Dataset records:
= = = = =

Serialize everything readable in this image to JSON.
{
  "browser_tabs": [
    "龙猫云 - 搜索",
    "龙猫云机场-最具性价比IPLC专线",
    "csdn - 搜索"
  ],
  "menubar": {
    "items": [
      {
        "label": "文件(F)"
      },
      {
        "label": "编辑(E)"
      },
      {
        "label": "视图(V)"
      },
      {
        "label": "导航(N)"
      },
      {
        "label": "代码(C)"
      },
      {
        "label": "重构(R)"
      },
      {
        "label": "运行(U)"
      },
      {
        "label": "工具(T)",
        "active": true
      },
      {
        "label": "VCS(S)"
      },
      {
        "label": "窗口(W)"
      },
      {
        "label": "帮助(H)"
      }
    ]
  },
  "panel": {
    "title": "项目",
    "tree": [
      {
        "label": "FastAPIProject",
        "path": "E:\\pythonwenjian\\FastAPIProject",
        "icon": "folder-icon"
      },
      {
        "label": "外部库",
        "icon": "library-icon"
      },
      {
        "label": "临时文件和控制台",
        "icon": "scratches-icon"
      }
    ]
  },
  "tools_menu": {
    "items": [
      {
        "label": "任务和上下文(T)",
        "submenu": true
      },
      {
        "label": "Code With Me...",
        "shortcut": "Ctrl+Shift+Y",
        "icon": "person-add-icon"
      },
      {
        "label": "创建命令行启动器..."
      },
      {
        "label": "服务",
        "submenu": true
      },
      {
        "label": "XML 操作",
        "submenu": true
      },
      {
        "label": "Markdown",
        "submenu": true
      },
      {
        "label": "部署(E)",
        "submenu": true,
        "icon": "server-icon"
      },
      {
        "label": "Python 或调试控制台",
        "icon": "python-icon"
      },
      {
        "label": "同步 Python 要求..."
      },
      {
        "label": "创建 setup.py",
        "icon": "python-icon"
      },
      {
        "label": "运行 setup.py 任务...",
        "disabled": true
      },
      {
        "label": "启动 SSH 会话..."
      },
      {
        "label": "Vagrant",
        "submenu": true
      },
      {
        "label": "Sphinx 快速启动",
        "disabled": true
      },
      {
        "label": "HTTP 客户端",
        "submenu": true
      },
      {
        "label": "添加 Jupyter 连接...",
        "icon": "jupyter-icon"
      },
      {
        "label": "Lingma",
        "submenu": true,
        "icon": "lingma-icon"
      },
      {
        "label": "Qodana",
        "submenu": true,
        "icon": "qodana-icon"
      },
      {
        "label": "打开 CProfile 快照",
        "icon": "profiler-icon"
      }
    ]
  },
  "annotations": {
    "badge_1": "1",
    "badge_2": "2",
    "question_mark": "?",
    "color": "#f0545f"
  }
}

= = = = =

Copy out all of the records above with nothing altered.

▶ Correct result:
Serialize everything readable in this image to JSON.
{
  "browser_tabs": [
    "龙猫云 - 搜索",
    "龙猫云机场-最具性价比IPLC专线",
    "csdn - 搜索"
  ],
  "menubar": {
    "items": [
      {
        "label": "文件(F)"
      },
      {
        "label": "编辑(E)"
      },
      {
        "label": "视图(V)"
      },
      {
        "label": "导航(N)"
      },
      {
        "label": "代码(C)"
      },
      {
        "label": "重构(R)"
      },
      {
        "label": "运行(U)"
      },
      {
        "label": "工具(T)",
        "active": true
      },
      {
        "label": "VCS(S)"
      },
      {
        "label": "窗口(W)"
      },
      {
        "label": "帮助(H)"
      }
    ]
  },
  "panel": {
    "title": "项目",
    "tree": [
      {
        "label": "FastAPIProject",
        "path": "E:\\pythonwenjian\\FastAPIProject",
        "icon": "folder-icon"
      },
      {
        "label": "外部库",
        "icon": "library-icon"
      },
      {
        "label": "临时文件和控制台",
        "icon": "scratches-icon"
      }
    ]
  },
  "tools_menu": {
    "items": [
      {
        "label": "任务和上下文(T)",
        "submenu": true
      },
      {
        "label": "Code With Me...",
        "shortcut": "Ctrl+Shift+Y",
        "icon": "person-add-icon"
      },
      {
        "label": "创建命令行启动器..."
      },
      {
        "label": "服务",
        "submenu": true
      },
      {
        "label": "XML 操作",
        "submenu": true
      },
      {
        "label": "Markdown",
        "submenu": true
      },
      {
        "label": "部署(E)",
        "submenu": true,
        "icon": "server-icon"
      },
      {
        "label": "Python 或调试控制台",
        "icon": "python-icon"
      },
      {
        "label": "同步 Python 要求..."
      },
      {
        "label": "创建 setup.py",
        "icon": "python-icon"
      },
      {
        "label": "运行 setup.py 任务...",
        "disabled": true
      },
      {
        "label": "启动 SSH 会话..."
      },
      {
        "label": "Vagrant",
        "submenu": true
      },
      {
        "label": "Sphinx 快速启动",
        "disabled": true
      },
      {
        "label": "HTTP 客户端",
        "submenu": true
      },
      {
        "label": "添加 Jupyter 连接...",
        "icon": "jupyter-icon"
      },
      {
        "label": "Lingma",
        "submenu": true,
        "icon": "lingma-icon"
      },
      {
        "label": "Qodana",
        "submenu": true,
        "icon": "qodana-icon"
      },
      {
        "label": "打开 CProfile 快照",
        "icon": "profiler-icon"
      }
    ]
  },
  "annotations": {
    "badge_1": "1",
    "badge_2": "2",
    "question_mark": "?",
    "color": "#f0545f"
  }
}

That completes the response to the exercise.